Your goal:
Check each line of the records for "name"; collect those that have it.
[Start Supplied records]
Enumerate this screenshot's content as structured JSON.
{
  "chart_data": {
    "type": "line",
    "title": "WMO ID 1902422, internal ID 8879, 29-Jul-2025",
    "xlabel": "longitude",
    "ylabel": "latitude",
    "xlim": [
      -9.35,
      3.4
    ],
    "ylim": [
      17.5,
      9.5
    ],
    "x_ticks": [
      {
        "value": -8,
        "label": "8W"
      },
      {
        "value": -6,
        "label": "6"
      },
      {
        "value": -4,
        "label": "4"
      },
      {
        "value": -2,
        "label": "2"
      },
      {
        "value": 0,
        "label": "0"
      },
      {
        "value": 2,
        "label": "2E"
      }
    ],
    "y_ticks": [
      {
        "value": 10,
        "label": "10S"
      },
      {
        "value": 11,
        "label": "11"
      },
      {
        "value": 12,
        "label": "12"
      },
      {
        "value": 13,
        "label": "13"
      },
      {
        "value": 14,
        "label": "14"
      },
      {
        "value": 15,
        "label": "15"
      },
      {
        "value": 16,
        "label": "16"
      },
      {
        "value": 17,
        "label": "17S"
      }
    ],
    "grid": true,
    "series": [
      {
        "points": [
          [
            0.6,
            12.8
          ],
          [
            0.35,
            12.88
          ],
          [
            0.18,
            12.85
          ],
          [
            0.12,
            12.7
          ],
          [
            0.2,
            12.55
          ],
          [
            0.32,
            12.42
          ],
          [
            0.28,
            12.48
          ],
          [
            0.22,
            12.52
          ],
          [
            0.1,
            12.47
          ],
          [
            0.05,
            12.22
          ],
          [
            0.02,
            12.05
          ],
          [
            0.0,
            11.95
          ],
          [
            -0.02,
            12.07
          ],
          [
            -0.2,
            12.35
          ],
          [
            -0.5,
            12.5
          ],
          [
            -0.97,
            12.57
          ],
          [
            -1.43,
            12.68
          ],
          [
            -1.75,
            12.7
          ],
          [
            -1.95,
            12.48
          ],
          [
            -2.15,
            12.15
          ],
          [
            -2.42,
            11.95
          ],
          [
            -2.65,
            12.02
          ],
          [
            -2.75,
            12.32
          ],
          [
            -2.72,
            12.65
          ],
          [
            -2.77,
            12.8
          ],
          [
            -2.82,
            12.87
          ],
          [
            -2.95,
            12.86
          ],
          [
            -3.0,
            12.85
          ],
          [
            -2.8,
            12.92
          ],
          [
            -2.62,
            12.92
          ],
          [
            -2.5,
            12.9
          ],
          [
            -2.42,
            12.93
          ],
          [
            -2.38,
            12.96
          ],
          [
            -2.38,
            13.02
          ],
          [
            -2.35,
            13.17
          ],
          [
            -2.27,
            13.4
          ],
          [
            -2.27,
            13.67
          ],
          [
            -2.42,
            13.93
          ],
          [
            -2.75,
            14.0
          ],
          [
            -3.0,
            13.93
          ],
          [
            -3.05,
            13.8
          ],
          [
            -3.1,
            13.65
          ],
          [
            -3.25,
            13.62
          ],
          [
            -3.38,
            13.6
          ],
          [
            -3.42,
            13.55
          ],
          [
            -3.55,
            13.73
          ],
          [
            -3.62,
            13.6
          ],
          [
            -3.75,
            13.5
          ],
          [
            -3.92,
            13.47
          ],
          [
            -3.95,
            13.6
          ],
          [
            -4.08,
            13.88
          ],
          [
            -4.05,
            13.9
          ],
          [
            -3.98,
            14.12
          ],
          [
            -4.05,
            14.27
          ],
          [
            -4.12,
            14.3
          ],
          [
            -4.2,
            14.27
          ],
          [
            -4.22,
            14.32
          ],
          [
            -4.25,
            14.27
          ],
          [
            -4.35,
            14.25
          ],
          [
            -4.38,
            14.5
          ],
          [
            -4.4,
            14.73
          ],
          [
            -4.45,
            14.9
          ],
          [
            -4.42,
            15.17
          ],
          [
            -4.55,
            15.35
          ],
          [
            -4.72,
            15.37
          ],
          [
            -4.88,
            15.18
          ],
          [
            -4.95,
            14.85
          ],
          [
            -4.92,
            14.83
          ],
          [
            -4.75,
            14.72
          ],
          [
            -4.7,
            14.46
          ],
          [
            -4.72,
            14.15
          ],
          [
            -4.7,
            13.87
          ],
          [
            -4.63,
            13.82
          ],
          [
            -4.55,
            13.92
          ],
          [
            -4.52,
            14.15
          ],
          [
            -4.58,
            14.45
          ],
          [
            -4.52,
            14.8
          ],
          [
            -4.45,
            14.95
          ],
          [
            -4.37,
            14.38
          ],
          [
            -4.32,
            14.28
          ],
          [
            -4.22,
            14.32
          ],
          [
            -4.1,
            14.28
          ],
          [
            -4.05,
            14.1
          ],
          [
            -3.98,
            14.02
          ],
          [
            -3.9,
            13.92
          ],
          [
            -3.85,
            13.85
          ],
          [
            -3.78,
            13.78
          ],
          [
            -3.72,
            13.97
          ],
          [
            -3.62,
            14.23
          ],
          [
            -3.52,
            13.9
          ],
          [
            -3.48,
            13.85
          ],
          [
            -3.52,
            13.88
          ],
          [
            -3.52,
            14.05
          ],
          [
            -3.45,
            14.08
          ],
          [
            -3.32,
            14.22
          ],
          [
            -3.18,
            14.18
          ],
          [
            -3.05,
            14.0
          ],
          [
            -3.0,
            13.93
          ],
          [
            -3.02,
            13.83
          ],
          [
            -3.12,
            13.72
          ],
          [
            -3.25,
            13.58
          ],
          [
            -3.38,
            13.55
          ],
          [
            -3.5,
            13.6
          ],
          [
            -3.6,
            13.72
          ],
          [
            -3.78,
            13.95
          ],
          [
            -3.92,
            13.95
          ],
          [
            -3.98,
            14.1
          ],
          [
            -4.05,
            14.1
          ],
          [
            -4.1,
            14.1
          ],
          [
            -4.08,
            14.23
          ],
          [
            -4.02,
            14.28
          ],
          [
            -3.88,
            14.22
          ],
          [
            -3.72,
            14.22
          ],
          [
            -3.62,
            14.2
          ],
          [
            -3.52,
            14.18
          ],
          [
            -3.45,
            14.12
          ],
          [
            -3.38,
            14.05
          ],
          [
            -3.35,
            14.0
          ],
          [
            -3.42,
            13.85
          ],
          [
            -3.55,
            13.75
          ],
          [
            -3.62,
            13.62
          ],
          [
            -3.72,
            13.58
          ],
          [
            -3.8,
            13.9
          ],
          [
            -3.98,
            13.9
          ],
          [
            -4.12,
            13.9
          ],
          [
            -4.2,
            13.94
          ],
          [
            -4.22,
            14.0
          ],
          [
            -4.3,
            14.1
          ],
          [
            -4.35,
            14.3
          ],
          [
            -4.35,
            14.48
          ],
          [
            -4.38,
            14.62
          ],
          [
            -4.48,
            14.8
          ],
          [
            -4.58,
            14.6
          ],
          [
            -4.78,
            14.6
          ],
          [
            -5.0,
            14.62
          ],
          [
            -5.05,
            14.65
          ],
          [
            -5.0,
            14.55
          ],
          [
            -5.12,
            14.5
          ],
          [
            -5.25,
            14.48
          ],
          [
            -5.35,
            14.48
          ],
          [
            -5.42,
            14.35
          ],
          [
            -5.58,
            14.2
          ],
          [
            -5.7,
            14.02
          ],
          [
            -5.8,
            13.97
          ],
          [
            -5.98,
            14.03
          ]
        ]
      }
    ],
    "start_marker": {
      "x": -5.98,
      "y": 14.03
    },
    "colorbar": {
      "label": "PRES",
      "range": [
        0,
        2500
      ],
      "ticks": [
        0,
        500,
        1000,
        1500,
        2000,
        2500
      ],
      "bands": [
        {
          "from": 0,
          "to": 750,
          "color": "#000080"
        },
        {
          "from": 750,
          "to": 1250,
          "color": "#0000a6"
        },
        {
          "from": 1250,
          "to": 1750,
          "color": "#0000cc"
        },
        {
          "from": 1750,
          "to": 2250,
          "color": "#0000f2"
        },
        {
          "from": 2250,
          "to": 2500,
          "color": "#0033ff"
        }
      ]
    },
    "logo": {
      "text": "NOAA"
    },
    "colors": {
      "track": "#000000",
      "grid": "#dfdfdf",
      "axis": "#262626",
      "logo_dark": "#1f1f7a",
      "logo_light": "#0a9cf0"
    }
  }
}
[End Supplied records]
[Start Supplied records]
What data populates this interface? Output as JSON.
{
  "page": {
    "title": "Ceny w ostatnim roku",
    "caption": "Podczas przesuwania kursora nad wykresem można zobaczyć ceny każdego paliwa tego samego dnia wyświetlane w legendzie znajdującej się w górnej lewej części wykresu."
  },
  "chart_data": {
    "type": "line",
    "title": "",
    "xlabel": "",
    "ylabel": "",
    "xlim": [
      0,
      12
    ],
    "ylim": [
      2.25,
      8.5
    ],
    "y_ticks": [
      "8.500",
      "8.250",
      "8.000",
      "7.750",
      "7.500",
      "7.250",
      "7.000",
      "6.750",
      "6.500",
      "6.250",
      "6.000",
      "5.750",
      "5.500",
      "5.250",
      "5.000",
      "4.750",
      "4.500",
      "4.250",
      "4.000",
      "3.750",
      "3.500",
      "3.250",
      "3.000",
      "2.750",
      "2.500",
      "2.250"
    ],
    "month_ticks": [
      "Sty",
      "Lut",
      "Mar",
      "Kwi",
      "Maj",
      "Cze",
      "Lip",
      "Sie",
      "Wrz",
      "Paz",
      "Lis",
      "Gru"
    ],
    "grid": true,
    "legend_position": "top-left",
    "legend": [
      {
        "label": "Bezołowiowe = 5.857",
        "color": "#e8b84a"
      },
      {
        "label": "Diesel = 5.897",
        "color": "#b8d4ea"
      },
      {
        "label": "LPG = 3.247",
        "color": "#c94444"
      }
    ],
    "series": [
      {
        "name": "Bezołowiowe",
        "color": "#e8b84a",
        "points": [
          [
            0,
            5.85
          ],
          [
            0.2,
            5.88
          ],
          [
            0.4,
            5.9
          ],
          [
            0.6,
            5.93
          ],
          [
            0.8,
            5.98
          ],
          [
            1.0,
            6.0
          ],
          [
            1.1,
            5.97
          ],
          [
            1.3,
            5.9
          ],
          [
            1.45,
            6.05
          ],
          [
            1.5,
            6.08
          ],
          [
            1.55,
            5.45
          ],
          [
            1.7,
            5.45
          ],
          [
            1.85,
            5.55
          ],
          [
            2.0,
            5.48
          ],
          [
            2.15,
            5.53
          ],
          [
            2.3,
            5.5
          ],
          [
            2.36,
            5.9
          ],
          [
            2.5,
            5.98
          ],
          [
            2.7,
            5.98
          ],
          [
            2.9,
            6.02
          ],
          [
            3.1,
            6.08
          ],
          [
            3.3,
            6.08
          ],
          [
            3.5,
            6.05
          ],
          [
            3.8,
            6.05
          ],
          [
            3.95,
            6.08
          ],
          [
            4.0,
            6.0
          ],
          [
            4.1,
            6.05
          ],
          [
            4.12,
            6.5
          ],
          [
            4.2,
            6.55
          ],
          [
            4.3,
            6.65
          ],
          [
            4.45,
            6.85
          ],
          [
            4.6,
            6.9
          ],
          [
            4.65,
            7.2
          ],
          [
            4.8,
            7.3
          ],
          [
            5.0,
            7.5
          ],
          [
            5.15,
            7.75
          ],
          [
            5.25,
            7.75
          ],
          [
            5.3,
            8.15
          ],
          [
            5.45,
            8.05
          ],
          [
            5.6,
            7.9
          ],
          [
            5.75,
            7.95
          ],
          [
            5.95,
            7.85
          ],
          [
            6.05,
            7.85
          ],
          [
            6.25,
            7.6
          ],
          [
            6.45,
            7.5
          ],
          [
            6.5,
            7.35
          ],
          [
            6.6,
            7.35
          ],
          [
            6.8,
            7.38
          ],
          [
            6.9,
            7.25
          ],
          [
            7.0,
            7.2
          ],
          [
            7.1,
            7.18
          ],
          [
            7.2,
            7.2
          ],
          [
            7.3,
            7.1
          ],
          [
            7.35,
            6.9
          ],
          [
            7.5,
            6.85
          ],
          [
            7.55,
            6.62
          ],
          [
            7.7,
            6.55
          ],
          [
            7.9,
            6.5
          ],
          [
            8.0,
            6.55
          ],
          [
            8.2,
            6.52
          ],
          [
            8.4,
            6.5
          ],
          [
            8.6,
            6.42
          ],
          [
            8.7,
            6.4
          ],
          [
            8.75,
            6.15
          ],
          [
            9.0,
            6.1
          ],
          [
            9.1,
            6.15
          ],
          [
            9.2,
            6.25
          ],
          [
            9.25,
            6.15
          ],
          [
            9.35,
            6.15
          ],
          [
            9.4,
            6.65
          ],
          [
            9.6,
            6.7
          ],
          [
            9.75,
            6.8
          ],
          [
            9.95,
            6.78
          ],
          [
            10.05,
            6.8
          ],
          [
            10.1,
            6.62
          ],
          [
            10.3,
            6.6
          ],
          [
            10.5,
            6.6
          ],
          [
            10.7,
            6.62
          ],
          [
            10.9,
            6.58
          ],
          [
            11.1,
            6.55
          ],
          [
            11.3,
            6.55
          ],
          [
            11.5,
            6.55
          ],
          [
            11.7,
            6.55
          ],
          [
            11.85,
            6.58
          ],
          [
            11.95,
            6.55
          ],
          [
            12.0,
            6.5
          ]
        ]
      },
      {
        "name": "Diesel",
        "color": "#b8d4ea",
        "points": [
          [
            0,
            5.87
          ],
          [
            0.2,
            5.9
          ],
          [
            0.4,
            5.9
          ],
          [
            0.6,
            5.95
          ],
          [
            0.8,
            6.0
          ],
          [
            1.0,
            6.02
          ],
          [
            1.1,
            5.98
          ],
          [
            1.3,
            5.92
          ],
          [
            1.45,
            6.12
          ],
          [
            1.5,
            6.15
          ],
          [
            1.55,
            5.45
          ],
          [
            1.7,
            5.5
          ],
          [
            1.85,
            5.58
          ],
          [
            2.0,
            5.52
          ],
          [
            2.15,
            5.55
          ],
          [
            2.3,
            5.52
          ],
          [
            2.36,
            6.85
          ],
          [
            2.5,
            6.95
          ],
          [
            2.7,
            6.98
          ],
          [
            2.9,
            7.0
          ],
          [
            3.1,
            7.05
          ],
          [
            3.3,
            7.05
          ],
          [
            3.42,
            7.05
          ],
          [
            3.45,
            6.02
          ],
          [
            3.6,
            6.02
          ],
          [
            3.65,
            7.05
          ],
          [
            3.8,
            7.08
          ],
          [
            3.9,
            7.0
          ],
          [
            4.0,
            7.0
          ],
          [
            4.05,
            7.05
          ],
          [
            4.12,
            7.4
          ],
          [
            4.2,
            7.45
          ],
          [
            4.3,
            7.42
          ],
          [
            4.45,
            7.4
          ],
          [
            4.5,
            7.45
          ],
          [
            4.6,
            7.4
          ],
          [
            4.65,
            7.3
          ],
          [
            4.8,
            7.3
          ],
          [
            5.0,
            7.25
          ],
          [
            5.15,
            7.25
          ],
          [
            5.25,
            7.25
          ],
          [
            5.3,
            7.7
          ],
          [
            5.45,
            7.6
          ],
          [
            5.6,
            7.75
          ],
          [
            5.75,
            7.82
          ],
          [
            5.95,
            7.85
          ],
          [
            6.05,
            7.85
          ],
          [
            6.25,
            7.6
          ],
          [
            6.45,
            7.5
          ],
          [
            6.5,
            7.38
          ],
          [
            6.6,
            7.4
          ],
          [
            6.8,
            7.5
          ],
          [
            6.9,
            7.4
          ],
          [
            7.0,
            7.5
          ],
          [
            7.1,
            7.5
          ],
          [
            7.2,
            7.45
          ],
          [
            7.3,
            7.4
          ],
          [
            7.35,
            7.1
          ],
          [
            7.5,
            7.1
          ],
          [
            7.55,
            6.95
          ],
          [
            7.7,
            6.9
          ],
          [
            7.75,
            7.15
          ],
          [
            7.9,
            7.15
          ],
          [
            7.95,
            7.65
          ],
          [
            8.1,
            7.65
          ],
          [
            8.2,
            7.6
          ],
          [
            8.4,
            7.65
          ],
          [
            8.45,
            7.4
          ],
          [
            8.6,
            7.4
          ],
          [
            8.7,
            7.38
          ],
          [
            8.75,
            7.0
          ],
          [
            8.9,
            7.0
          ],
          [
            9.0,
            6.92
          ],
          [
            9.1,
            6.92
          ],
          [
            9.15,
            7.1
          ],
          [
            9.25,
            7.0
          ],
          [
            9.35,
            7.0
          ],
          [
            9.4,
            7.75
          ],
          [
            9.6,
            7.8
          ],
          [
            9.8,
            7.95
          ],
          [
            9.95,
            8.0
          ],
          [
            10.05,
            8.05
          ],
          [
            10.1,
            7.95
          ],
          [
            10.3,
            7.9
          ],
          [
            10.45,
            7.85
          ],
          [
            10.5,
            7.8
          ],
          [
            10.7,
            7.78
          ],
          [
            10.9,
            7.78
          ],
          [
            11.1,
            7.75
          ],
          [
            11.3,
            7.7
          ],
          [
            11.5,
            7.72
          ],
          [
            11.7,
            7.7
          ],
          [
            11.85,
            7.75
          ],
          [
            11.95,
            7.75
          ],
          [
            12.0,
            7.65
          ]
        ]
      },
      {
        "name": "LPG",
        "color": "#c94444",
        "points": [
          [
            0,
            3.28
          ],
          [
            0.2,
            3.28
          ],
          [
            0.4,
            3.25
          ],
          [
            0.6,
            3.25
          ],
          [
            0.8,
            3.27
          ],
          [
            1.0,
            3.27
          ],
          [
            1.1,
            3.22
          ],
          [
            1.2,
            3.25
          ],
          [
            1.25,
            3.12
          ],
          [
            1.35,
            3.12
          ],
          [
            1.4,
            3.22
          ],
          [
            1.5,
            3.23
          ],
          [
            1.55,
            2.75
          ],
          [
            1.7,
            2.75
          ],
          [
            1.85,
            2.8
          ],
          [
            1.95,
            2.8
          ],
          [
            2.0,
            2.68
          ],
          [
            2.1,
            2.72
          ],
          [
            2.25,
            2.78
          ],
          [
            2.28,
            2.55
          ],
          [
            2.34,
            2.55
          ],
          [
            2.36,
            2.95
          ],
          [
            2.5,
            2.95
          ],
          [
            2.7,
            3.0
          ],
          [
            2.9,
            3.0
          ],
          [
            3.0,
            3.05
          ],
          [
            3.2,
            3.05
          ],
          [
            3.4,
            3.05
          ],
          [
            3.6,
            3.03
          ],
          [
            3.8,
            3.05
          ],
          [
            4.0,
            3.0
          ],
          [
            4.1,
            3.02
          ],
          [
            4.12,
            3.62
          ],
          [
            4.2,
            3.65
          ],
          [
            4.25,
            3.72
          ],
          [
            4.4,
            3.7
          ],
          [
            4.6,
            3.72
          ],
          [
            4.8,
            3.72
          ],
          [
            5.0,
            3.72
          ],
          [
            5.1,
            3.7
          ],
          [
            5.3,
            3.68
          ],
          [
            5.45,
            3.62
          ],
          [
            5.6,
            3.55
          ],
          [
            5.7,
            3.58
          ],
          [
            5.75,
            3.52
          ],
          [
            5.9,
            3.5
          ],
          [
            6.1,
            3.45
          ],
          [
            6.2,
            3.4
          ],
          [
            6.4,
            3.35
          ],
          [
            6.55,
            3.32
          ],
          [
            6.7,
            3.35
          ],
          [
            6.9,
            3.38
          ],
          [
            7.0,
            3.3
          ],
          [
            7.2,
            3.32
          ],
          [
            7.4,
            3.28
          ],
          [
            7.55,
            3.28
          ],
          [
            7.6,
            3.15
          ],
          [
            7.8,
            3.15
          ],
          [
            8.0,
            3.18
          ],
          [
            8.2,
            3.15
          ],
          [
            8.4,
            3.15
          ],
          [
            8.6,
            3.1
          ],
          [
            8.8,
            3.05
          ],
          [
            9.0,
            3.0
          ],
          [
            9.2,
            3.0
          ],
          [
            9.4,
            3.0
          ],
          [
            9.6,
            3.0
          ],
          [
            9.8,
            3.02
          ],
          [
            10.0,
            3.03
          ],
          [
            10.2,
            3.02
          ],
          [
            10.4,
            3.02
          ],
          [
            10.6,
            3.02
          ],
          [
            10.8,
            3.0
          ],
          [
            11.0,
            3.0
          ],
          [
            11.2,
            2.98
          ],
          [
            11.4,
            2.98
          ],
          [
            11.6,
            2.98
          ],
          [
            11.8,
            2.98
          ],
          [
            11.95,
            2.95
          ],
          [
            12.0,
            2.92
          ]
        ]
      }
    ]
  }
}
[End Supplied records]
Response to this exercise:
        "name": "Bezołowiowe",
        "name": "Diesel",
        "name": "LPG",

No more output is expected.